Of the lines below, count those containing the word "shadcn". Reply with the number alone.
————————
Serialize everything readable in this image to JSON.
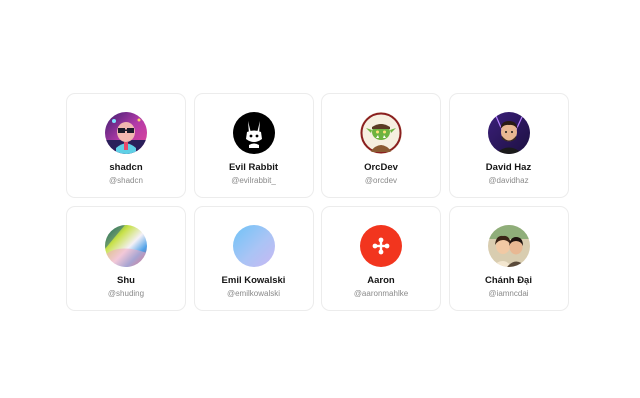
{
  "users": [
    {
      "name": "shadcn",
      "handle": "@shadcn",
      "avatar_icon": "shadcn-avatar-icon"
    },
    {
      "name": "Evil Rabbit",
      "handle": "@evilrabbit_",
      "avatar_icon": "rabbit-avatar-icon"
    },
    {
      "name": "OrcDev",
      "handle": "@orcdev",
      "avatar_icon": "orc-avatar-icon"
    },
    {
      "name": "David Haz",
      "handle": "@davidhaz",
      "avatar_icon": "david-avatar-icon"
    },
    {
      "name": "Shu",
      "handle": "@shuding",
      "avatar_icon": "gradient-avatar-icon"
    },
    {
      "name": "Emil Kowalski",
      "handle": "@emilkowalski",
      "avatar_icon": "blue-gradient-avatar-icon"
    },
    {
      "name": "Aaron",
      "handle": "@aaronmahlke",
      "avatar_icon": "red-logo-avatar-icon"
    },
    {
      "name": "Chánh Đại",
      "handle": "@iamncdai",
      "avatar_icon": "couple-avatar-icon"
    }
  ],
  "colors": {
    "card_border": "#ececec",
    "name_text": "#161616",
    "handle_text": "#8a8a8a",
    "aaron_red": "#f2351e"
  }
}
————————
◆ Task response ◆
3